# Task requirements
Below are some entries. Output each one exactly as it appears.

# Information supplied
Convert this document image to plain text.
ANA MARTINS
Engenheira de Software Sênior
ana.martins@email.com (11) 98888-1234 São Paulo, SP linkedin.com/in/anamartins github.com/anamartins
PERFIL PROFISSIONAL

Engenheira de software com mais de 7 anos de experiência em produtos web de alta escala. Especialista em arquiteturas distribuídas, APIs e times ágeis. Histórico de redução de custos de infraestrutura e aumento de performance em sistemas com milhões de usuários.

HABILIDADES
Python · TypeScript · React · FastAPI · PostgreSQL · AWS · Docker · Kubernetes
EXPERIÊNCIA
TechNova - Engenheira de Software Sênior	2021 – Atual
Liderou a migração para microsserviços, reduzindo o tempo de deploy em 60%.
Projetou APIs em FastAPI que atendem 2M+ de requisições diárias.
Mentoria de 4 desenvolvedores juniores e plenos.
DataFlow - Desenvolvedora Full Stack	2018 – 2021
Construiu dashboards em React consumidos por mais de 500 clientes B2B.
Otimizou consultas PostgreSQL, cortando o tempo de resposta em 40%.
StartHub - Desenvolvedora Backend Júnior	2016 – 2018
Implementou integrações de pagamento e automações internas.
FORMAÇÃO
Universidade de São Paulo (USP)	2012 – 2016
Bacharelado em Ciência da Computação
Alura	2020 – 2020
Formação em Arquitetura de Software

# Completed exercise
Convert this document image to plain text.
ANA MARTINS
Engenheira de Software Sênior
ana.martins@email.com (11) 98888-1234 São Paulo, SP linkedin.com/in/anamartins github.com/anamartins
PERFIL PROFISSIONAL

Engenheira de software com mais de 7 anos de experiência em produtos web de alta escala. Especialista em arquiteturas distribuídas, APIs e times ágeis. Histórico de redução de custos de infraestrutura e aumento de performance em sistemas com milhões de usuários.

HABILIDADES
Python · TypeScript · React · FastAPI · PostgreSQL · AWS · Docker · Kubernetes
EXPERIÊNCIA
TechNova - Engenheira de Software Sênior	2021 – Atual
Liderou a migração para microsserviços, reduzindo o tempo de deploy em 60%.
Projetou APIs em FastAPI que atendem 2M+ de requisições diárias.
Mentoria de 4 desenvolvedores juniores e plenos.
DataFlow - Desenvolvedora Full Stack	2018 – 2021
Construiu dashboards em React consumidos por mais de 500 clientes B2B.
Otimizou consultas PostgreSQL, cortando o tempo de resposta em 40%.
StartHub - Desenvolvedora Backend Júnior	2016 – 2018
Implementou integrações de pagamento e automações internas.
FORMAÇÃO
Universidade de São Paulo (USP)	2012 – 2016
Bacharelado em Ciência da Computação
Alura	2020 – 2020
Formação em Arquitetura de Software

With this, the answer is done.